▸ Your instructions
Lines holding the string "xlabel" are the ones to copy from this listing.

▸ Dataset rows
——
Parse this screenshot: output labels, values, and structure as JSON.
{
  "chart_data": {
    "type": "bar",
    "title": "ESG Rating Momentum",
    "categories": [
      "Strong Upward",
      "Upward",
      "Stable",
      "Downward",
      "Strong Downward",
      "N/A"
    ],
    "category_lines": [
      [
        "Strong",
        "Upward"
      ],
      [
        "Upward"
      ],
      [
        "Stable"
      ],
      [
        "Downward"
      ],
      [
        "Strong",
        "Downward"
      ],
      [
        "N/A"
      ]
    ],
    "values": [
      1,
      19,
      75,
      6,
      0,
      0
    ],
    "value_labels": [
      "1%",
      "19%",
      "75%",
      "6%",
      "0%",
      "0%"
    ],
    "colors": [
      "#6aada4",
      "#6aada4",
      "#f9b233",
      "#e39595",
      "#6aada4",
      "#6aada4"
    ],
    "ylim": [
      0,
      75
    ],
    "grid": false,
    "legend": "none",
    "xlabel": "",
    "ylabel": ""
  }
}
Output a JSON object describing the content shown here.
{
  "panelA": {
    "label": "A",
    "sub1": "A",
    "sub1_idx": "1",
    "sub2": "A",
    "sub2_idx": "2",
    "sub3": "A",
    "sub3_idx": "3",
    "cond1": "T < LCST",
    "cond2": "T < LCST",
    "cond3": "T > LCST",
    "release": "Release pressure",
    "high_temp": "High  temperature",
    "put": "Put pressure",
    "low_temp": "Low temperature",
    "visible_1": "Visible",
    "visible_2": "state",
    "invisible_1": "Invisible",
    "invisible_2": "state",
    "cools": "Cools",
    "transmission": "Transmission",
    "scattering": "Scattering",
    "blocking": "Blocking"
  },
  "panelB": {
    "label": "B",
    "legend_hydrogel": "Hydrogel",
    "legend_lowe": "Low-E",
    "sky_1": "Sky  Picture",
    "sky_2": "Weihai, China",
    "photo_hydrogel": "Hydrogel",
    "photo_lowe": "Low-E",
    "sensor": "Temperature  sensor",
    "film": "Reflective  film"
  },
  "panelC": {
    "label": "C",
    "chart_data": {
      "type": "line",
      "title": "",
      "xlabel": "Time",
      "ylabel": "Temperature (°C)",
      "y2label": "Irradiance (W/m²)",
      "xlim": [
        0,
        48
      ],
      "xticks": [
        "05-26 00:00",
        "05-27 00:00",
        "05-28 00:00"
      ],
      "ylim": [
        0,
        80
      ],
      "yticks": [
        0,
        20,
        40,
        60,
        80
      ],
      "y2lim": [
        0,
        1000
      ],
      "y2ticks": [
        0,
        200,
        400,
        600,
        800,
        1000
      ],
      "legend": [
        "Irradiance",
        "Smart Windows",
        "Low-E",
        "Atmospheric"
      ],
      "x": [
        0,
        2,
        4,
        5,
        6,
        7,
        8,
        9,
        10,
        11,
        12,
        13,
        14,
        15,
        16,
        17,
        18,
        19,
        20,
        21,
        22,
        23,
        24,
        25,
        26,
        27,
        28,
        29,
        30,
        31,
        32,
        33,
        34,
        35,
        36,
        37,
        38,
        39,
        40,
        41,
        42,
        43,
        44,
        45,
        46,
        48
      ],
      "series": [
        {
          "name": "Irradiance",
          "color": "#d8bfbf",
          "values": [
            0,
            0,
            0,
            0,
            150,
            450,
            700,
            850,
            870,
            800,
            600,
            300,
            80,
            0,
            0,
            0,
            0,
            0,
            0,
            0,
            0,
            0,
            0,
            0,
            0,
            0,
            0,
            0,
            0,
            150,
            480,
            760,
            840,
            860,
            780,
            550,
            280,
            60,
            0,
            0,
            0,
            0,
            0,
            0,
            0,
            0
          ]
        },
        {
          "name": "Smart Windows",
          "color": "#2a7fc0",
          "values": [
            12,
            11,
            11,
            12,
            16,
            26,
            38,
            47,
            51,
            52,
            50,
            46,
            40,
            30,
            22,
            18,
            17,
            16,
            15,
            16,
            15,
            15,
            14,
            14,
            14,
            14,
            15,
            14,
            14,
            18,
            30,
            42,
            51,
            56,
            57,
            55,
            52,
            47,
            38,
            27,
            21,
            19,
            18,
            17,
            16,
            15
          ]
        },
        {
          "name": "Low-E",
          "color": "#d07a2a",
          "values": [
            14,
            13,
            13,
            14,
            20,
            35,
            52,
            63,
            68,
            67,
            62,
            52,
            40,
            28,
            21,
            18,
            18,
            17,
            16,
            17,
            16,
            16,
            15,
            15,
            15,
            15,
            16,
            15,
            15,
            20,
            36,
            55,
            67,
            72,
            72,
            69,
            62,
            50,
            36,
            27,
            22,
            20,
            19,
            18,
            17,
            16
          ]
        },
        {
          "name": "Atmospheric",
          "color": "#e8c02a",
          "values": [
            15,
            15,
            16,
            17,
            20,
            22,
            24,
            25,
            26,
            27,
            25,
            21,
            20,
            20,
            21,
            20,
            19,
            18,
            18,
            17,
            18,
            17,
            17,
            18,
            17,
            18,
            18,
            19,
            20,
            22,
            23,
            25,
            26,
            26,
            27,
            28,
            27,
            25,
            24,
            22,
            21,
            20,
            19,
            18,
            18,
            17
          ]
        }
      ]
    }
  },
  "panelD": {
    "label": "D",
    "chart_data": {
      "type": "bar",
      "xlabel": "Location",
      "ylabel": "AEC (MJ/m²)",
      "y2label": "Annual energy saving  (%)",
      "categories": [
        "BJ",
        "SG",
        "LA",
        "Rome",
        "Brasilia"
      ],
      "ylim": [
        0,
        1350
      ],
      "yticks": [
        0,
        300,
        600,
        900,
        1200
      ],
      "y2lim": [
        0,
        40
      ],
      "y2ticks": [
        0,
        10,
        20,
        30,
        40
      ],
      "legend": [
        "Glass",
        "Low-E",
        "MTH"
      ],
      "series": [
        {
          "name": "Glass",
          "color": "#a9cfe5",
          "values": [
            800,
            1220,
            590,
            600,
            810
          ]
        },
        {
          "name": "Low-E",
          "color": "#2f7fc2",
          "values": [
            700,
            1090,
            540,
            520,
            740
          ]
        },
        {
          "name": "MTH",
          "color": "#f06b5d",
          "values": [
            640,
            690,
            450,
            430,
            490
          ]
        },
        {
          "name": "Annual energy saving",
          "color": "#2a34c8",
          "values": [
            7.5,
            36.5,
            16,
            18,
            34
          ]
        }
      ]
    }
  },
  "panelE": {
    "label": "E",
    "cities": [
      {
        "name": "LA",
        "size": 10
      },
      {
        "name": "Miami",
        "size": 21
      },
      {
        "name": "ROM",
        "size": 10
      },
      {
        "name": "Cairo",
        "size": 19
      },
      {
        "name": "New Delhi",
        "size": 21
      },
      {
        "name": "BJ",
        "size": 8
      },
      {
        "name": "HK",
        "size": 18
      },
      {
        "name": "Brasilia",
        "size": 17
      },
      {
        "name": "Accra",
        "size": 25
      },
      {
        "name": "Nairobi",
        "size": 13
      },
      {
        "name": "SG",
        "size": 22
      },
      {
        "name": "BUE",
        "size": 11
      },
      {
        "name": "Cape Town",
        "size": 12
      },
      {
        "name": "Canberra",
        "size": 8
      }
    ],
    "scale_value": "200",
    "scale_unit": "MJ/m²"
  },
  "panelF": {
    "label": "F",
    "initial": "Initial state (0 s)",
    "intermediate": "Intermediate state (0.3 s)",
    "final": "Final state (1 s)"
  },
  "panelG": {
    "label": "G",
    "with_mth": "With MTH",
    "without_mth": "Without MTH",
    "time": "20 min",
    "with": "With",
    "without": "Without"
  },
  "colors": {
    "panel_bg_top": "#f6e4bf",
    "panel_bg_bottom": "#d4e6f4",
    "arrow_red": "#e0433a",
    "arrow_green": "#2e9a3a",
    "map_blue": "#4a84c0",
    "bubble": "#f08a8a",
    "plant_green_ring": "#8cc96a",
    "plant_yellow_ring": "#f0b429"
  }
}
——
▸ Exercise response
    "xlabel": "",
      "xlabel": "Time",
      "xlabel": "Location",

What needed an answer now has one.